[START OF RECORDED DATA]

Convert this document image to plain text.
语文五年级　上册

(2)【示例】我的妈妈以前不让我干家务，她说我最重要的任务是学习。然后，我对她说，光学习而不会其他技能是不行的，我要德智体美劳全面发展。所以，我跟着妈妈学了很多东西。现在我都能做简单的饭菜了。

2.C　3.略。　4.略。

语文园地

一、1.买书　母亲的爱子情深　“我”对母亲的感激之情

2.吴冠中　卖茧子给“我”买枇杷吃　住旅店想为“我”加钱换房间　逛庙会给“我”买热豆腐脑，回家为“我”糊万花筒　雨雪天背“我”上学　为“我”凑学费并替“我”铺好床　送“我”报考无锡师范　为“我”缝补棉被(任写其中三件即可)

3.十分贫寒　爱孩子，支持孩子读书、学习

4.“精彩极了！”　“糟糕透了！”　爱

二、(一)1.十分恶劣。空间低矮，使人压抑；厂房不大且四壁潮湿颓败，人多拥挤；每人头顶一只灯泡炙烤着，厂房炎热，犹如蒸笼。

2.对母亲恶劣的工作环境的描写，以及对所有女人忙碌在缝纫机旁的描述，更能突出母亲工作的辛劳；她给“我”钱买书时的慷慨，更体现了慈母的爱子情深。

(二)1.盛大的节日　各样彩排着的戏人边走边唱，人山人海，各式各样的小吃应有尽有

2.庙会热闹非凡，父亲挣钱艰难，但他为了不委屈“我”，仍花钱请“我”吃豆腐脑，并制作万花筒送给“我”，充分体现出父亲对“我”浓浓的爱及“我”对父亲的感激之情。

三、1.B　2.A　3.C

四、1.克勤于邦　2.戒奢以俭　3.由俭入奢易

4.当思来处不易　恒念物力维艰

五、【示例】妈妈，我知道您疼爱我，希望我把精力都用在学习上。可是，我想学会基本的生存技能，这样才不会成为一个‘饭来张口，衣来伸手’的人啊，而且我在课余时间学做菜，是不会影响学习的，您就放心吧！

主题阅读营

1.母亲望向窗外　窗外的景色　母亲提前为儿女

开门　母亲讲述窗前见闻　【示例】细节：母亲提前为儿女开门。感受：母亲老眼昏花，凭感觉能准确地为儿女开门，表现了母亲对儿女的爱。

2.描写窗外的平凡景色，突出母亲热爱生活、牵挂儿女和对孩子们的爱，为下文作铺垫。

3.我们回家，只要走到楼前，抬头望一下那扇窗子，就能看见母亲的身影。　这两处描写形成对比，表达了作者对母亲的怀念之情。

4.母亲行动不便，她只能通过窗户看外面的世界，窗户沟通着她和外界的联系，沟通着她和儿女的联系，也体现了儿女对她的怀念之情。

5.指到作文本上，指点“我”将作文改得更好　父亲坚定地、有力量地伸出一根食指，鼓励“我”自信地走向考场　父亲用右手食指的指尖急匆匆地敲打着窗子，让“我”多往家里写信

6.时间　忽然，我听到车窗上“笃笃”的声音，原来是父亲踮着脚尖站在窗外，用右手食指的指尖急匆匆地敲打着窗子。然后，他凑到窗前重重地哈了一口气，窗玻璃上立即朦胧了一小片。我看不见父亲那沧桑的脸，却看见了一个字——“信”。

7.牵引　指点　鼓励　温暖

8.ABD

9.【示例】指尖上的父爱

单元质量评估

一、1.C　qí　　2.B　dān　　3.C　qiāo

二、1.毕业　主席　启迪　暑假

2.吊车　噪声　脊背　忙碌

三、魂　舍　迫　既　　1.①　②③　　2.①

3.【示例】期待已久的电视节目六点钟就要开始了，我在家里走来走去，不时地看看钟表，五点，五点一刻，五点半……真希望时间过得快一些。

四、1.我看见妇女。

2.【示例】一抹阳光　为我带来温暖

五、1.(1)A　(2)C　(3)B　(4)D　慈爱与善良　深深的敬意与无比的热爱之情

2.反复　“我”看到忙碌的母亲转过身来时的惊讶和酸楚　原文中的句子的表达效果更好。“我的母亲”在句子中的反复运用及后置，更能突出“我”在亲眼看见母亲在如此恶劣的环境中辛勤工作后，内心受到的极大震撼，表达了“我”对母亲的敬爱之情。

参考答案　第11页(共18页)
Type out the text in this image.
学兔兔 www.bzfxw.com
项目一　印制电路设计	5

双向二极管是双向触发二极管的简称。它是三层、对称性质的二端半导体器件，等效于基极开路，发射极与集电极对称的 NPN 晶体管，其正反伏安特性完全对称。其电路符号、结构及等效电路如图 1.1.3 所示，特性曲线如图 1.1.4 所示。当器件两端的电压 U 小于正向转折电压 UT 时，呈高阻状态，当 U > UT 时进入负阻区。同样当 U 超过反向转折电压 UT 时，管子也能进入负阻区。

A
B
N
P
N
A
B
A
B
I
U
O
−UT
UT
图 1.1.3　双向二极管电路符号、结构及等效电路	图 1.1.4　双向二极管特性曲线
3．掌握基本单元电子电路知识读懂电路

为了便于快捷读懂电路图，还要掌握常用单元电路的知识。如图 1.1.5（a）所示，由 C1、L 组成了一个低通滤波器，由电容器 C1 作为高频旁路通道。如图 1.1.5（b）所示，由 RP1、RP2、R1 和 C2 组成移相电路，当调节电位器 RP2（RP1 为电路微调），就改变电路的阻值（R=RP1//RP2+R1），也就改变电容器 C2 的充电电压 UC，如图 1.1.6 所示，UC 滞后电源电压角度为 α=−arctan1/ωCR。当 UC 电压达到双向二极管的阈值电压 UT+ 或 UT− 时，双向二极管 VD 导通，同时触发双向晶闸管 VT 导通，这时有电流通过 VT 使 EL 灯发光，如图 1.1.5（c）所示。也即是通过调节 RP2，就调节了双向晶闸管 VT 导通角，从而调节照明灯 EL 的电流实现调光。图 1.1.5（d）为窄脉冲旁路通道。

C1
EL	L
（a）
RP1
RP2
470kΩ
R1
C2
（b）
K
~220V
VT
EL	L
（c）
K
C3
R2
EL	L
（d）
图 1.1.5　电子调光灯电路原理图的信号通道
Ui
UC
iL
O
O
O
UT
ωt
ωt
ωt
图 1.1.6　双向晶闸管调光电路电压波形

[END OF RECORDED DATA]

_WHAT IS BEING ASKED_:
The lines above should be duplicated exactly.

_ANSWER FOR THE TASK_:
Convert this document image to plain text.
语文五年级　上册

(2)【示例】我的妈妈以前不让我干家务，她说我最重要的任务是学习。然后，我对她说，光学习而不会其他技能是不行的，我要德智体美劳全面发展。所以，我跟着妈妈学了很多东西。现在我都能做简单的饭菜了。

2.C　3.略。　4.略。

语文园地

一、1.买书　母亲的爱子情深　“我”对母亲的感激之情

2.吴冠中　卖茧子给“我”买枇杷吃　住旅店想为“我”加钱换房间　逛庙会给“我”买热豆腐脑，回家为“我”糊万花筒　雨雪天背“我”上学　为“我”凑学费并替“我”铺好床　送“我”报考无锡师范　为“我”缝补棉被(任写其中三件即可)

3.十分贫寒　爱孩子，支持孩子读书、学习

4.“精彩极了！”　“糟糕透了！”　爱

二、(一)1.十分恶劣。空间低矮，使人压抑；厂房不大且四壁潮湿颓败，人多拥挤；每人头顶一只灯泡炙烤着，厂房炎热，犹如蒸笼。

2.对母亲恶劣的工作环境的描写，以及对所有女人忙碌在缝纫机旁的描述，更能突出母亲工作的辛劳；她给“我”钱买书时的慷慨，更体现了慈母的爱子情深。

(二)1.盛大的节日　各样彩排着的戏人边走边唱，人山人海，各式各样的小吃应有尽有

2.庙会热闹非凡，父亲挣钱艰难，但他为了不委屈“我”，仍花钱请“我”吃豆腐脑，并制作万花筒送给“我”，充分体现出父亲对“我”浓浓的爱及“我”对父亲的感激之情。

三、1.B　2.A　3.C

四、1.克勤于邦　2.戒奢以俭　3.由俭入奢易

4.当思来处不易　恒念物力维艰

五、【示例】妈妈，我知道您疼爱我，希望我把精力都用在学习上。可是，我想学会基本的生存技能，这样才不会成为一个‘饭来张口，衣来伸手’的人啊，而且我在课余时间学做菜，是不会影响学习的，您就放心吧！

主题阅读营

1.母亲望向窗外　窗外的景色　母亲提前为儿女

开门　母亲讲述窗前见闻　【示例】细节：母亲提前为儿女开门。感受：母亲老眼昏花，凭感觉能准确地为儿女开门，表现了母亲对儿女的爱。

2.描写窗外的平凡景色，突出母亲热爱生活、牵挂儿女和对孩子们的爱，为下文作铺垫。

3.我们回家，只要走到楼前，抬头望一下那扇窗子，就能看见母亲的身影。　这两处描写形成对比，表达了作者对母亲的怀念之情。

4.母亲行动不便，她只能通过窗户看外面的世界，窗户沟通着她和外界的联系，沟通着她和儿女的联系，也体现了儿女对她的怀念之情。

5.指到作文本上，指点“我”将作文改得更好　父亲坚定地、有力量地伸出一根食指，鼓励“我”自信地走向考场　父亲用右手食指的指尖急匆匆地敲打着窗子，让“我”多往家里写信

6.时间　忽然，我听到车窗上“笃笃”的声音，原来是父亲踮着脚尖站在窗外，用右手食指的指尖急匆匆地敲打着窗子。然后，他凑到窗前重重地哈了一口气，窗玻璃上立即朦胧了一小片。我看不见父亲那沧桑的脸，却看见了一个字——“信”。

7.牵引　指点　鼓励　温暖

8.ABD

9.【示例】指尖上的父爱

单元质量评估

一、1.C　qí　　2.B　dān　　3.C　qiāo

二、1.毕业　主席　启迪　暑假

2.吊车　噪声　脊背　忙碌

三、魂　舍　迫　既　　1.①　②③　　2.①

3.【示例】期待已久的电视节目六点钟就要开始了，我在家里走来走去，不时地看看钟表，五点，五点一刻，五点半……真希望时间过得快一些。

四、1.我看见妇女。

2.【示例】一抹阳光　为我带来温暖

五、1.(1)A　(2)C　(3)B　(4)D　慈爱与善良　深深的敬意与无比的热爱之情

2.反复　“我”看到忙碌的母亲转过身来时的惊讶和酸楚　原文中的句子的表达效果更好。“我的母亲”在句子中的反复运用及后置，更能突出“我”在亲眼看见母亲在如此恶劣的环境中辛勤工作后，内心受到的极大震撼，表达了“我”对母亲的敬爱之情。

参考答案　第11页(共18页)
Type out the text in this image.
学兔兔 www.bzfxw.com
项目一　印制电路设计	5

双向二极管是双向触发二极管的简称。它是三层、对称性质的二端半导体器件，等效于基极开路，发射极与集电极对称的 NPN 晶体管，其正反伏安特性完全对称。其电路符号、结构及等效电路如图 1.1.3 所示，特性曲线如图 1.1.4 所示。当器件两端的电压 U 小于正向转折电压 UT 时，呈高阻状态，当 U > UT 时进入负阻区。同样当 U 超过反向转折电压 UT 时，管子也能进入负阻区。

A
B
N
P
N
A
B
A
B
I
U
O
−UT
UT
图 1.1.3　双向二极管电路符号、结构及等效电路	图 1.1.4　双向二极管特性曲线
3．掌握基本单元电子电路知识读懂电路

为了便于快捷读懂电路图，还要掌握常用单元电路的知识。如图 1.1.5（a）所示，由 C1、L 组成了一个低通滤波器，由电容器 C1 作为高频旁路通道。如图 1.1.5（b）所示，由 RP1、RP2、R1 和 C2 组成移相电路，当调节电位器 RP2（RP1 为电路微调），就改变电路的阻值（R=RP1//RP2+R1），也就改变电容器 C2 的充电电压 UC，如图 1.1.6 所示，UC 滞后电源电压角度为 α=−arctan1/ωCR。当 UC 电压达到双向二极管的阈值电压 UT+ 或 UT− 时，双向二极管 VD 导通，同时触发双向晶闸管 VT 导通，这时有电流通过 VT 使 EL 灯发光，如图 1.1.5（c）所示。也即是通过调节 RP2，就调节了双向晶闸管 VT 导通角，从而调节照明灯 EL 的电流实现调光。图 1.1.5（d）为窄脉冲旁路通道。

C1
EL	L
（a）
RP1
RP2
470kΩ
R1
C2
（b）
K
~220V
VT
EL	L
（c）
K
C3
R2
EL	L
（d）
图 1.1.5　电子调光灯电路原理图的信号通道
Ui
UC
iL
O
O
O
UT
ωt
ωt
ωt
图 1.1.6　双向晶闸管调光电路电压波形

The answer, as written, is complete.